Give nothing except the number of lines containing the word "from".

[Start of Entries shown]

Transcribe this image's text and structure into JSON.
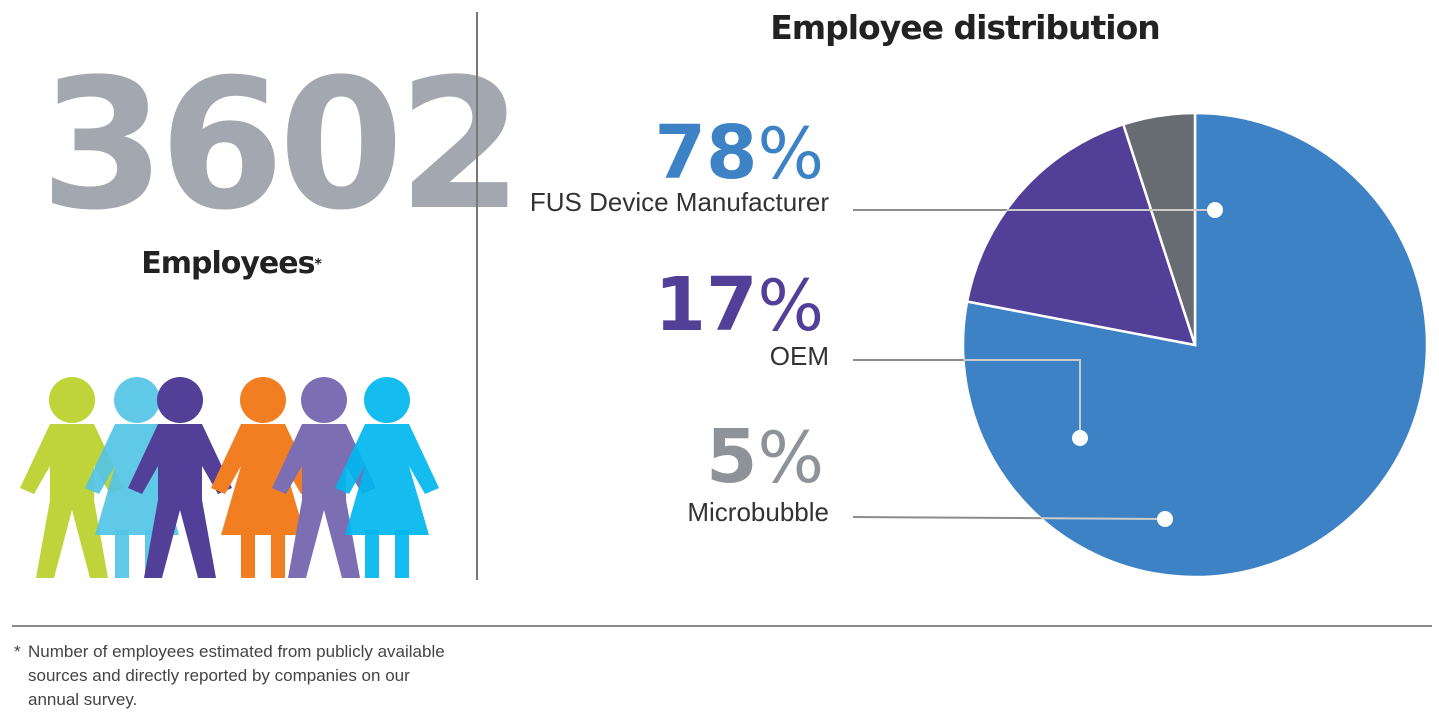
{
  "headline": {
    "number": "3602",
    "label": "Employees",
    "asterisk": "*"
  },
  "footnote": {
    "asterisk": "*",
    "text": "Number of employees estimated from publicly available sources and directly reported by companies on our annual survey."
  },
  "people_icon_colors": [
    "#bed43a",
    "#54c4e6",
    "#523f98",
    "#f27e22",
    "#7b6eb2",
    "#00b6ee"
  ],
  "chart_data": {
    "type": "pie",
    "title": "Employee distribution",
    "unit": "%",
    "series": [
      {
        "name": "FUS Device Manufacturer",
        "value": 78,
        "label": "78",
        "color": "#3d82c4"
      },
      {
        "name": "OEM",
        "value": 17,
        "label": "17",
        "color": "#523f98"
      },
      {
        "name": "Microbubble",
        "value": 5,
        "label": "5",
        "color": "#676b72"
      }
    ],
    "percent_sign": "%",
    "label_text_colors": [
      "#3d82c4",
      "#523f98",
      "#8e939a"
    ],
    "start_angle": "12 o'clock",
    "direction": "clockwise",
    "legend_placement": "left"
  }
}
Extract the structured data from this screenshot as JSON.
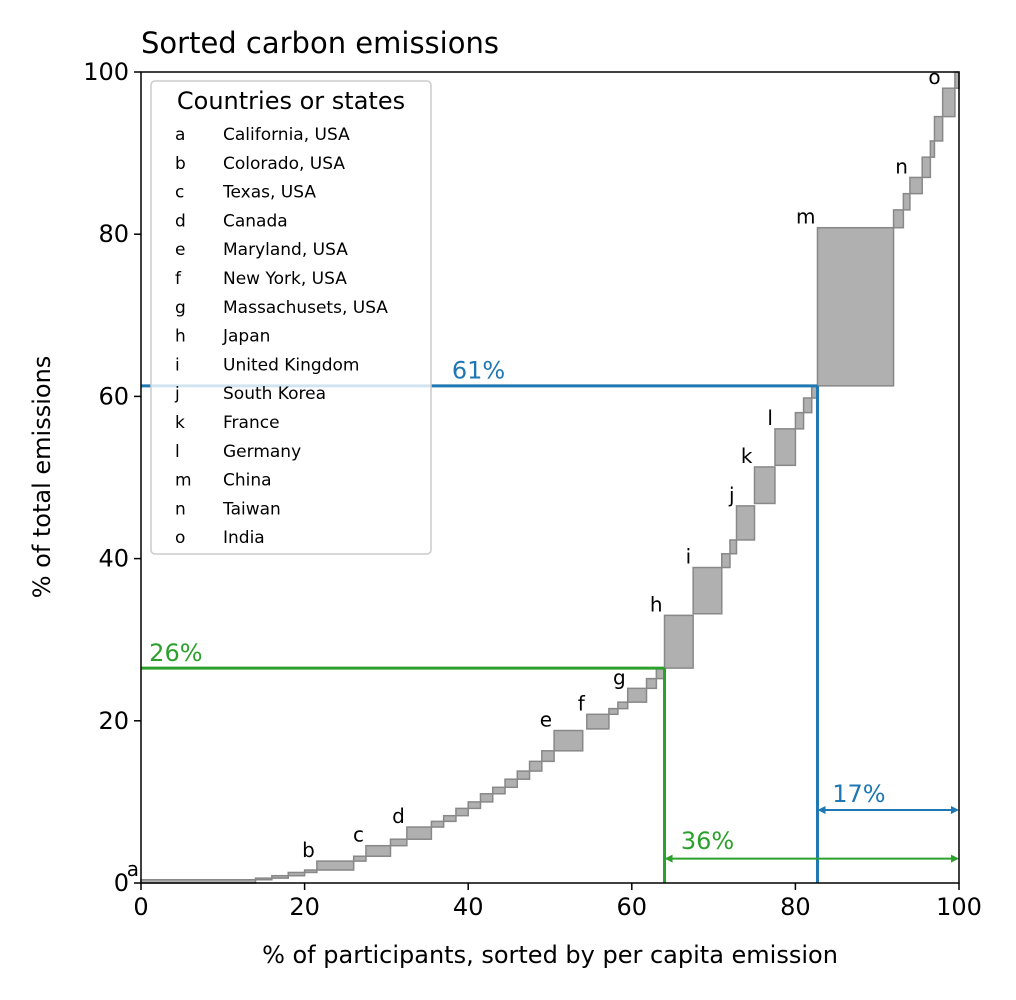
{
  "chart_data": {
    "type": "area",
    "title": "Sorted carbon emissions",
    "xlabel": "% of participants, sorted by per capita emission",
    "ylabel": "% of total emissions",
    "xlim": [
      0,
      100
    ],
    "ylim": [
      0,
      100
    ],
    "xticks": [
      "0",
      "20",
      "40",
      "60",
      "80",
      "100"
    ],
    "yticks": [
      "0",
      "20",
      "40",
      "60",
      "80",
      "100"
    ],
    "grid": false,
    "colors": {
      "box_fill": "#b0b0b0",
      "box_stroke": "#888888",
      "blue": "#1f77b4",
      "green": "#2ca02c"
    },
    "legend": {
      "title": "Countries or states",
      "placement": "top-left",
      "entries": [
        {
          "key": "a",
          "name": "California, USA"
        },
        {
          "key": "b",
          "name": "Colorado, USA"
        },
        {
          "key": "c",
          "name": "Texas, USA"
        },
        {
          "key": "d",
          "name": "Canada"
        },
        {
          "key": "e",
          "name": "Maryland, USA"
        },
        {
          "key": "f",
          "name": "New York, USA"
        },
        {
          "key": "g",
          "name": "Massachusets, USA"
        },
        {
          "key": "h",
          "name": "Japan"
        },
        {
          "key": "i",
          "name": "United Kingdom"
        },
        {
          "key": "j",
          "name": "South Korea"
        },
        {
          "key": "k",
          "name": "France"
        },
        {
          "key": "l",
          "name": "Germany"
        },
        {
          "key": "m",
          "name": "China"
        },
        {
          "key": "n",
          "name": "Taiwan"
        },
        {
          "key": "o",
          "name": "India"
        }
      ]
    },
    "labeled_boxes": [
      {
        "key": "a",
        "x0": 0.0,
        "x1": 14.0,
        "y0": 0.0,
        "y1": 0.4
      },
      {
        "key": "b",
        "x0": 21.5,
        "x1": 26.0,
        "y0": 1.6,
        "y1": 2.7
      },
      {
        "key": "c",
        "x0": 27.5,
        "x1": 30.5,
        "y0": 3.3,
        "y1": 4.6
      },
      {
        "key": "d",
        "x0": 32.5,
        "x1": 35.5,
        "y0": 5.4,
        "y1": 6.9
      },
      {
        "key": "e",
        "x0": 50.5,
        "x1": 54.0,
        "y0": 16.3,
        "y1": 18.8
      },
      {
        "key": "f",
        "x0": 54.5,
        "x1": 57.2,
        "y0": 19.0,
        "y1": 20.8
      },
      {
        "key": "g",
        "x0": 59.5,
        "x1": 61.8,
        "y0": 22.3,
        "y1": 24.0
      },
      {
        "key": "h",
        "x0": 64.0,
        "x1": 67.5,
        "y0": 26.5,
        "y1": 33.0
      },
      {
        "key": "i",
        "x0": 67.5,
        "x1": 71.0,
        "y0": 33.2,
        "y1": 38.9
      },
      {
        "key": "j",
        "x0": 72.8,
        "x1": 75.0,
        "y0": 42.3,
        "y1": 46.5
      },
      {
        "key": "k",
        "x0": 75.0,
        "x1": 77.5,
        "y0": 46.8,
        "y1": 51.3
      },
      {
        "key": "l",
        "x0": 77.5,
        "x1": 80.0,
        "y0": 51.5,
        "y1": 56.0
      },
      {
        "key": "m",
        "x0": 82.7,
        "x1": 92.0,
        "y0": 61.3,
        "y1": 80.8
      },
      {
        "key": "n",
        "x0": 94.0,
        "x1": 95.5,
        "y0": 85.0,
        "y1": 87.0
      },
      {
        "key": "o",
        "x0": 98.0,
        "x1": 99.5,
        "y0": 94.5,
        "y1": 98.0
      }
    ],
    "minor_boxes": [
      {
        "x0": 14.0,
        "x1": 16.0,
        "y0": 0.4,
        "y1": 0.6
      },
      {
        "x0": 16.0,
        "x1": 18.0,
        "y0": 0.6,
        "y1": 0.9
      },
      {
        "x0": 18.0,
        "x1": 20.0,
        "y0": 0.9,
        "y1": 1.3
      },
      {
        "x0": 20.0,
        "x1": 21.5,
        "y0": 1.3,
        "y1": 1.6
      },
      {
        "x0": 26.0,
        "x1": 27.5,
        "y0": 2.7,
        "y1": 3.3
      },
      {
        "x0": 30.5,
        "x1": 32.5,
        "y0": 4.6,
        "y1": 5.4
      },
      {
        "x0": 35.5,
        "x1": 37.0,
        "y0": 6.9,
        "y1": 7.6
      },
      {
        "x0": 37.0,
        "x1": 38.5,
        "y0": 7.6,
        "y1": 8.3
      },
      {
        "x0": 38.5,
        "x1": 40.0,
        "y0": 8.3,
        "y1": 9.2
      },
      {
        "x0": 40.0,
        "x1": 41.5,
        "y0": 9.2,
        "y1": 10.0
      },
      {
        "x0": 41.5,
        "x1": 43.0,
        "y0": 10.0,
        "y1": 11.0
      },
      {
        "x0": 43.0,
        "x1": 44.5,
        "y0": 11.0,
        "y1": 11.8
      },
      {
        "x0": 44.5,
        "x1": 46.0,
        "y0": 11.8,
        "y1": 12.8
      },
      {
        "x0": 46.0,
        "x1": 47.5,
        "y0": 12.8,
        "y1": 13.8
      },
      {
        "x0": 47.5,
        "x1": 49.0,
        "y0": 13.8,
        "y1": 15.0
      },
      {
        "x0": 49.0,
        "x1": 50.5,
        "y0": 15.0,
        "y1": 16.3
      },
      {
        "x0": 57.2,
        "x1": 58.3,
        "y0": 20.8,
        "y1": 21.5
      },
      {
        "x0": 58.3,
        "x1": 59.5,
        "y0": 21.5,
        "y1": 22.3
      },
      {
        "x0": 61.8,
        "x1": 63.0,
        "y0": 24.0,
        "y1": 25.2
      },
      {
        "x0": 63.0,
        "x1": 64.0,
        "y0": 25.2,
        "y1": 26.5
      },
      {
        "x0": 71.0,
        "x1": 72.0,
        "y0": 38.9,
        "y1": 40.6
      },
      {
        "x0": 72.0,
        "x1": 72.8,
        "y0": 40.6,
        "y1": 42.3
      },
      {
        "x0": 80.0,
        "x1": 81.0,
        "y0": 56.0,
        "y1": 58.0
      },
      {
        "x0": 81.0,
        "x1": 82.0,
        "y0": 58.0,
        "y1": 59.8
      },
      {
        "x0": 82.0,
        "x1": 82.7,
        "y0": 59.8,
        "y1": 61.3
      },
      {
        "x0": 92.0,
        "x1": 93.2,
        "y0": 80.8,
        "y1": 83.0
      },
      {
        "x0": 93.2,
        "x1": 94.0,
        "y0": 83.0,
        "y1": 85.0
      },
      {
        "x0": 95.5,
        "x1": 96.5,
        "y0": 87.0,
        "y1": 89.5
      },
      {
        "x0": 96.5,
        "x1": 97.0,
        "y0": 89.5,
        "y1": 91.5
      },
      {
        "x0": 97.0,
        "x1": 98.0,
        "y0": 91.5,
        "y1": 94.5
      },
      {
        "x0": 99.5,
        "x1": 100.0,
        "y0": 98.0,
        "y1": 100.0
      }
    ],
    "annotations": {
      "blue_line": {
        "x": 82.7,
        "y": 61.3,
        "label": "61%",
        "label_x": 38.0,
        "label_y": 62.2
      },
      "blue_arrow": {
        "x0": 82.7,
        "x1": 100.0,
        "y": 9.0,
        "label": "17%",
        "label_x": 84.5,
        "label_y": 10.0
      },
      "green_line": {
        "x": 64.0,
        "y": 26.5,
        "label": "26%",
        "label_x": 1.0,
        "label_y": 27.4
      },
      "green_arrow": {
        "x0": 64.0,
        "x1": 100.0,
        "y": 3.0,
        "label": "36%",
        "label_x": 66.0,
        "label_y": 4.2
      }
    }
  }
}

[End of Entries shown]

:: Result of this exercise ::
2